WRITTEN REQUEST:
Restate the full listing word for word and leave the pictures out.

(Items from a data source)
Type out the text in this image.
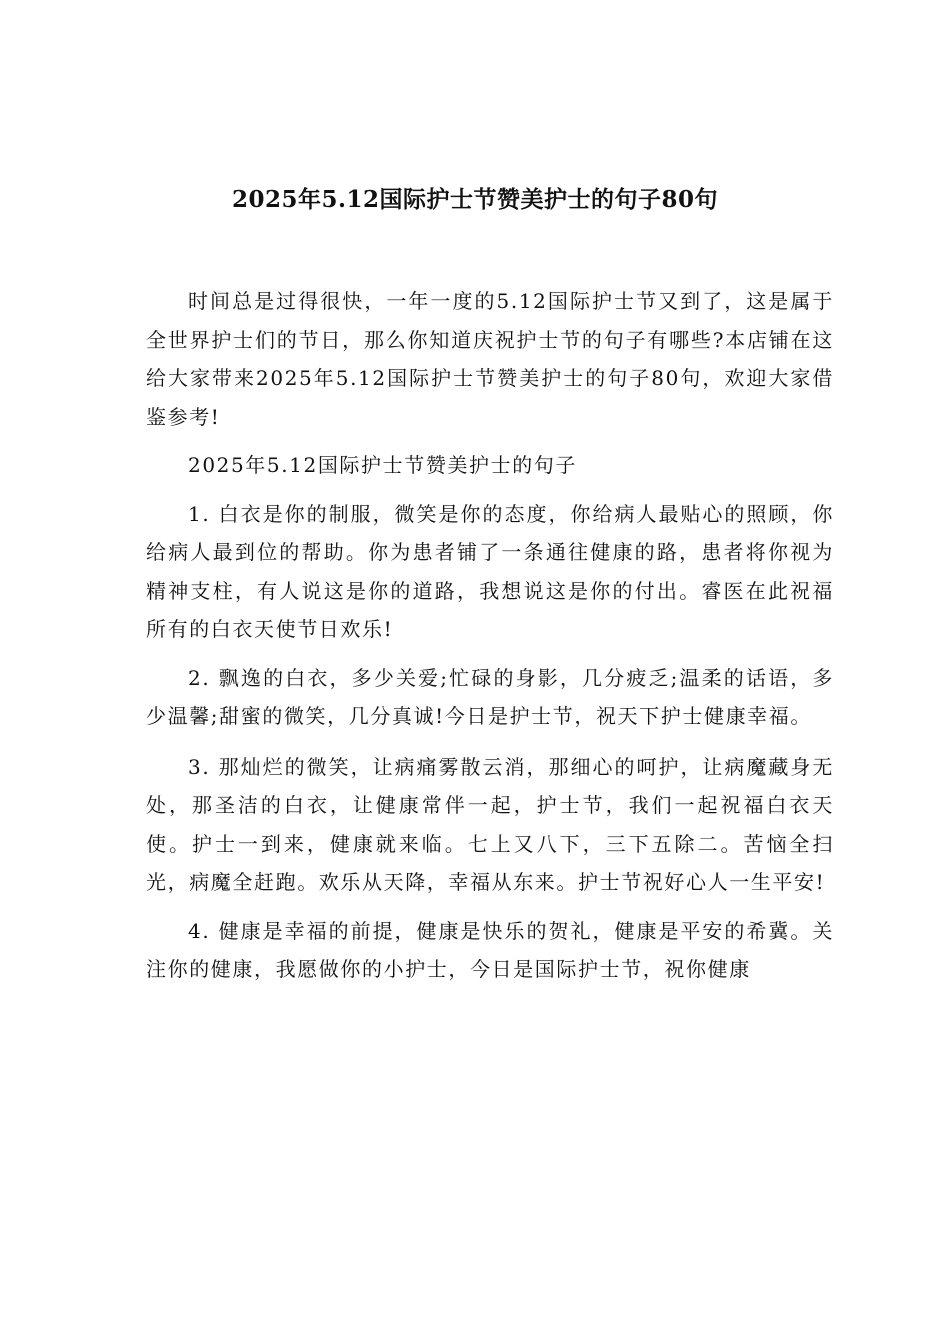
2025年5.12国际护士节赞美护士的句子80句

时间总是过得很快，一年一度的5.12国际护士节又到了，这是属于全世界护士们的节日，那么你知道庆祝护士节的句子有哪些?本店铺在这给大家带来2025年5.12国际护士节赞美护士的句子80句，欢迎大家借鉴参考!

2025年5.12国际护士节赞美护士的句子

1. 白衣是你的制服，微笑是你的态度，你给病人最贴心的照顾，你给病人最到位的帮助。你为患者铺了一条通往健康的路，患者将你视为精神支柱，有人说这是你的道路，我想说这是你的付出。睿医在此祝福所有的白衣天使节日欢乐!

2. 飘逸的白衣，多少关爱;忙碌的身影，几分疲乏;温柔的话语，多少温馨;甜蜜的微笑，几分真诚!今日是护士节，祝天下护士健康幸福。

3. 那灿烂的微笑，让病痛雾散云消，那细心的呵护，让病魔藏身无处，那圣洁的白衣，让健康常伴一起，护士节，我们一起祝福白衣天使。护士一到来，健康就来临。七上又八下，三下五除二。苦恼全扫光，病魔全赶跑。欢乐从天降，幸福从东来。护士节祝好心人一生平安!

4. 健康是幸福的前提，健康是快乐的贺礼，健康是平安的希冀。关注你的健康，我愿做你的小护士，今日是国际护士节，祝你健康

SOLUTION BELOW:
Type out the text in this image.
2025年5.12国际护士节赞美护士的句子80句

时间总是过得很快，一年一度的5.12国际护士节又到了，这是属于全世界护士们的节日，那么你知道庆祝护士节的句子有哪些?本店铺在这给大家带来2025年5.12国际护士节赞美护士的句子80句，欢迎大家借鉴参考!

2025年5.12国际护士节赞美护士的句子

1. 白衣是你的制服，微笑是你的态度，你给病人最贴心的照顾，你给病人最到位的帮助。你为患者铺了一条通往健康的路，患者将你视为精神支柱，有人说这是你的道路，我想说这是你的付出。睿医在此祝福所有的白衣天使节日欢乐!

2. 飘逸的白衣，多少关爱;忙碌的身影，几分疲乏;温柔的话语，多少温馨;甜蜜的微笑，几分真诚!今日是护士节，祝天下护士健康幸福。

3. 那灿烂的微笑，让病痛雾散云消，那细心的呵护，让病魔藏身无处，那圣洁的白衣，让健康常伴一起，护士节，我们一起祝福白衣天使。护士一到来，健康就来临。七上又八下，三下五除二。苦恼全扫光，病魔全赶跑。欢乐从天降，幸福从东来。护士节祝好心人一生平安!

4. 健康是幸福的前提，健康是快乐的贺礼，健康是平安的希冀。关注你的健康，我愿做你的小护士，今日是国际护士节，祝你健康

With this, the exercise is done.